Start of MATERIAL SHOWN
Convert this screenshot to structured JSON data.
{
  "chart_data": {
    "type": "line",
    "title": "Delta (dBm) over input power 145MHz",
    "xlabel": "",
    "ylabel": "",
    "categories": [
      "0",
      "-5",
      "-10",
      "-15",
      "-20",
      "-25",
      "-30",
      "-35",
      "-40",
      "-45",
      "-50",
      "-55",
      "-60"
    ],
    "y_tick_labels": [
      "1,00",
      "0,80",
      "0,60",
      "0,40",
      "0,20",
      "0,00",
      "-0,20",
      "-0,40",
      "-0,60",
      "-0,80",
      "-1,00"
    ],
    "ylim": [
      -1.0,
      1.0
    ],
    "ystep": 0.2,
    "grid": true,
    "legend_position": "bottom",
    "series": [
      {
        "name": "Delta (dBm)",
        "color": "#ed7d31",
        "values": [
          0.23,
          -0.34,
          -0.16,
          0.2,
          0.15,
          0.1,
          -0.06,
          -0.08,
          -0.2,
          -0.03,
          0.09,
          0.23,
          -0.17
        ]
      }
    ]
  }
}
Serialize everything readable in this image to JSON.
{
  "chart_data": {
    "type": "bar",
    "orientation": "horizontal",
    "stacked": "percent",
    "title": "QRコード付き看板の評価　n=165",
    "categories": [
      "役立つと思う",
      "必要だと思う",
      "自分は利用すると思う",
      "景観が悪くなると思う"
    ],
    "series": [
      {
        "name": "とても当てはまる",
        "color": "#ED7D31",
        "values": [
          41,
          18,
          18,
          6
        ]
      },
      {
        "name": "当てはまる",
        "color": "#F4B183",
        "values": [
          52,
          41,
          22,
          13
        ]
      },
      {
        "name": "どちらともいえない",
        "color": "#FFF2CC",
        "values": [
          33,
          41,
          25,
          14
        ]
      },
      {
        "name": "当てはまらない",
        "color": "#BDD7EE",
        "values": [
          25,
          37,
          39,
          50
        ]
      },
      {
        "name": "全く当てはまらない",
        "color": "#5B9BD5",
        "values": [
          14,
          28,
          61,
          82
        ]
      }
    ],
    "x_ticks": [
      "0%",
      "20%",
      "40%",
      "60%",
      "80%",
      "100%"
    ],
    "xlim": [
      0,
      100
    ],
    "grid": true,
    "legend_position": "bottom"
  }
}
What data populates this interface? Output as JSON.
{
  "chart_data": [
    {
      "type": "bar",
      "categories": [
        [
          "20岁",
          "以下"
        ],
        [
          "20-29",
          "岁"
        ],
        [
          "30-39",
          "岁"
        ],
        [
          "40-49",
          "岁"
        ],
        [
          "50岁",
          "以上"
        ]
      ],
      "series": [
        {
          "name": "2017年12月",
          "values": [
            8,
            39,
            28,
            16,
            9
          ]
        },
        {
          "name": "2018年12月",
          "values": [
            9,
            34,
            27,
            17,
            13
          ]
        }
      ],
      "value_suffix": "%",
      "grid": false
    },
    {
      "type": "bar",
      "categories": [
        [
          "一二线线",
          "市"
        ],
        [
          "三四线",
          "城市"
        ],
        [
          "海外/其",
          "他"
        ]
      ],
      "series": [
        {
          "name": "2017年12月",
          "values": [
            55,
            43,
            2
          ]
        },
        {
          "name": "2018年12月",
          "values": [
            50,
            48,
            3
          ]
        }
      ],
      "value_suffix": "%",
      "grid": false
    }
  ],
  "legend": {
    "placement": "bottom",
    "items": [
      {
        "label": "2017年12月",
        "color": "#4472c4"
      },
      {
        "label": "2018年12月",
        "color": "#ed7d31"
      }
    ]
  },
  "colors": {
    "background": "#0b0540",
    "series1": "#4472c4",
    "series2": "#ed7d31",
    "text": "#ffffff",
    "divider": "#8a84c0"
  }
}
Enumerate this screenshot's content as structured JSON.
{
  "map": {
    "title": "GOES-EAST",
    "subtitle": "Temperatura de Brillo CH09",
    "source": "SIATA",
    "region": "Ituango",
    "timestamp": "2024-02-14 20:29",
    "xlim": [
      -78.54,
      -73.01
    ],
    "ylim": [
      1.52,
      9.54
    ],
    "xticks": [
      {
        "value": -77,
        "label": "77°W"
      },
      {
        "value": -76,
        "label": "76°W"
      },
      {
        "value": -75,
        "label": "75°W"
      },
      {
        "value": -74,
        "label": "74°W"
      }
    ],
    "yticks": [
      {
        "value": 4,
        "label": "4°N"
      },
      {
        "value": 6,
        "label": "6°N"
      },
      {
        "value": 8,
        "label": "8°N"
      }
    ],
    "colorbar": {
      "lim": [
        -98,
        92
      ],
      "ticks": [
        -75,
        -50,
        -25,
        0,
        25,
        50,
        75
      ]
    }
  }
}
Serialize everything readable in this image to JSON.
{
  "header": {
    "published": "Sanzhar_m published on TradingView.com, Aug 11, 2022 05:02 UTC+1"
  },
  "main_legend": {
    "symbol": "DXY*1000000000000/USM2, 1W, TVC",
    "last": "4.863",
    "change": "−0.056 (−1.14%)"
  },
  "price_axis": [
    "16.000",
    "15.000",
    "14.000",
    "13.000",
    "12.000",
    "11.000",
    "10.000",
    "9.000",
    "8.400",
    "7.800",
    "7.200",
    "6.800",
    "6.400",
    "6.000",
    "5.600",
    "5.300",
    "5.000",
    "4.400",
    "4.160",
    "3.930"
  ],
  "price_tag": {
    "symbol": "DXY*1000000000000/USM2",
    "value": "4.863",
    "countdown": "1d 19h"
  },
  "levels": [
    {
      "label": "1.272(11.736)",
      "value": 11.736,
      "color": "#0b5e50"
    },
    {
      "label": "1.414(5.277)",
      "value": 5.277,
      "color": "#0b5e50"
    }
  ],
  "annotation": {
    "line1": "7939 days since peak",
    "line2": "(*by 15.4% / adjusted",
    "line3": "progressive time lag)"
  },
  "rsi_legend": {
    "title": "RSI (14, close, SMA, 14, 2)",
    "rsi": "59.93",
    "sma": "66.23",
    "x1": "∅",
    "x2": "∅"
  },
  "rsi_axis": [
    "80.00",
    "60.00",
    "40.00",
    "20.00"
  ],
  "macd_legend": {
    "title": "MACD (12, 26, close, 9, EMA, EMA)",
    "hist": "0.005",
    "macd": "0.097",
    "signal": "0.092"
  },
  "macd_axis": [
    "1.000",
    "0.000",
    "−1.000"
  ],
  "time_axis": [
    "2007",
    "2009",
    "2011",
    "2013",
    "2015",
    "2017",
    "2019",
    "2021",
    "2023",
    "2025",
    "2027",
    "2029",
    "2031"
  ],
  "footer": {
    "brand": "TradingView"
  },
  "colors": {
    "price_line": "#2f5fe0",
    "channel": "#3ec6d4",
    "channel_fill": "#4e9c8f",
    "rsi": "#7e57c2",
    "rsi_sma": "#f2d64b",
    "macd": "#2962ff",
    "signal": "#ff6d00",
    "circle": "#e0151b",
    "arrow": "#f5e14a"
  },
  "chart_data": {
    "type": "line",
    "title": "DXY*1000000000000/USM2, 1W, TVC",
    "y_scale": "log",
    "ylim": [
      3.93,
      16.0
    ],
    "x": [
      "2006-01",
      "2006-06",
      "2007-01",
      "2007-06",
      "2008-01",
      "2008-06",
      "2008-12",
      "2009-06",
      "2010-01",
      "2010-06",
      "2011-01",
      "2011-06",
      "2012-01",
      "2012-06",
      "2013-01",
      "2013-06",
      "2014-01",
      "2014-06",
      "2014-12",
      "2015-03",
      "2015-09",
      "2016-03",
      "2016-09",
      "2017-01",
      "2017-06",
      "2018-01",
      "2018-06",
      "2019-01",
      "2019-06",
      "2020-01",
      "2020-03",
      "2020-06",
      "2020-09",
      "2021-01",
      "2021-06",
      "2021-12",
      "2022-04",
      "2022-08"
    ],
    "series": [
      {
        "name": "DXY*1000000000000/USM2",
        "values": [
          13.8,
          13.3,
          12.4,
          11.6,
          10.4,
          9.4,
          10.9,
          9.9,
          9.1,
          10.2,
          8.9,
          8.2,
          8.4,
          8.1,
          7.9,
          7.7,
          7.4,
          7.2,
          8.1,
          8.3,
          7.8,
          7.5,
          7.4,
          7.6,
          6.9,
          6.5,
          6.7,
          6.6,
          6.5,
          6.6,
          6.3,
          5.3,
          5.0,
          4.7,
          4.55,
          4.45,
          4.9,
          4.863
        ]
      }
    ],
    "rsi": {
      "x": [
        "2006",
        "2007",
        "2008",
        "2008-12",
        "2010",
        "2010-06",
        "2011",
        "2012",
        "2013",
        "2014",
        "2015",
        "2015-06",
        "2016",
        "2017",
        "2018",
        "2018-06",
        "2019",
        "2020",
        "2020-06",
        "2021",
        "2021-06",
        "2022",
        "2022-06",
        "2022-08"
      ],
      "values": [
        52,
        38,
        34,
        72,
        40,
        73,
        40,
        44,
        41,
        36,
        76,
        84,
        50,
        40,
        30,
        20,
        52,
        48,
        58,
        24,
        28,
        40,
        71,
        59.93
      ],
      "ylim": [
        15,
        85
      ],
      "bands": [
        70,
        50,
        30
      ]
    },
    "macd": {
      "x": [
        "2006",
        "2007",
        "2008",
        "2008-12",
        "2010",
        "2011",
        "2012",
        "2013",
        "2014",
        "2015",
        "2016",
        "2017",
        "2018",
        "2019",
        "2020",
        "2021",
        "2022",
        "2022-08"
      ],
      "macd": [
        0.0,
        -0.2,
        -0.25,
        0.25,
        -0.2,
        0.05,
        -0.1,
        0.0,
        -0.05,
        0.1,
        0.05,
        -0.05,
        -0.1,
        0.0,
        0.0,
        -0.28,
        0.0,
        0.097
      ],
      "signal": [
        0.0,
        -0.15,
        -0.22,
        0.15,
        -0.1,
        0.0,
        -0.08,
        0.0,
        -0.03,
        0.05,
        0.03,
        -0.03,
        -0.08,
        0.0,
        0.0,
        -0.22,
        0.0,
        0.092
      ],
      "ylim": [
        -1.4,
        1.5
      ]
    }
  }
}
End of MATERIAL SHOWN
Which lines hold the word "symbol"? Copy all of them.

(ANSWER TO THE TASK):
    "symbol": "DXY*1000000000000/USM2, 1W, TVC",
    "symbol": "DXY*1000000000000/USM2",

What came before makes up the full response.